Task description: Write out the whole listing again, exactly.

Collected data entries:
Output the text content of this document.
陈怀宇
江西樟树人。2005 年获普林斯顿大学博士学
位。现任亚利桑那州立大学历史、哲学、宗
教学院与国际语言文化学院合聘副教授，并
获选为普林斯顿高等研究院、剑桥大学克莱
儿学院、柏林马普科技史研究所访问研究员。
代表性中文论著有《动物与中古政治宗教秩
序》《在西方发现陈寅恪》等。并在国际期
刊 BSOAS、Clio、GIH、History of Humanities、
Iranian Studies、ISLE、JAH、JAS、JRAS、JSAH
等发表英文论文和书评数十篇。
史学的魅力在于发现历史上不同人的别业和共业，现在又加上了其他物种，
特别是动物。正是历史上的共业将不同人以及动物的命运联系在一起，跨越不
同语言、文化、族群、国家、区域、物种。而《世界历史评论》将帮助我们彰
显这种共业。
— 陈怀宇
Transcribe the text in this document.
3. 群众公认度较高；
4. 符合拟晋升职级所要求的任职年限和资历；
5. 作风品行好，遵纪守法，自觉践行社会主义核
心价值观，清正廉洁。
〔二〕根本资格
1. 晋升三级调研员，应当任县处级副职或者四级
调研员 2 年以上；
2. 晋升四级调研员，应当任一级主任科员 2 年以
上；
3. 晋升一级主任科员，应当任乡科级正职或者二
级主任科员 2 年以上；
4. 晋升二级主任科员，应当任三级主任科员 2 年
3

Task solution:
Output the text content of this document.
陈怀宇
江西樟树人。2005 年获普林斯顿大学博士学
位。现任亚利桑那州立大学历史、哲学、宗
教学院与国际语言文化学院合聘副教授，并
获选为普林斯顿高等研究院、剑桥大学克莱
儿学院、柏林马普科技史研究所访问研究员。
代表性中文论著有《动物与中古政治宗教秩
序》《在西方发现陈寅恪》等。并在国际期
刊 BSOAS、Clio、GIH、History of Humanities、
Iranian Studies、ISLE、JAH、JAS、JRAS、JSAH
等发表英文论文和书评数十篇。
史学的魅力在于发现历史上不同人的别业和共业，现在又加上了其他物种，
特别是动物。正是历史上的共业将不同人以及动物的命运联系在一起，跨越不
同语言、文化、族群、国家、区域、物种。而《世界历史评论》将帮助我们彰
显这种共业。
— 陈怀宇
Transcribe the text in this document.
3. 群众公认度较高；
4. 符合拟晋升职级所要求的任职年限和资历；
5. 作风品行好，遵纪守法，自觉践行社会主义核
心价值观，清正廉洁。
〔二〕根本资格
1. 晋升三级调研员，应当任县处级副职或者四级
调研员 2 年以上；
2. 晋升四级调研员，应当任一级主任科员 2 年以
上；
3. 晋升一级主任科员，应当任乡科级正职或者二
级主任科员 2 年以上；
4. 晋升二级主任科员，应当任三级主任科员 2 年
3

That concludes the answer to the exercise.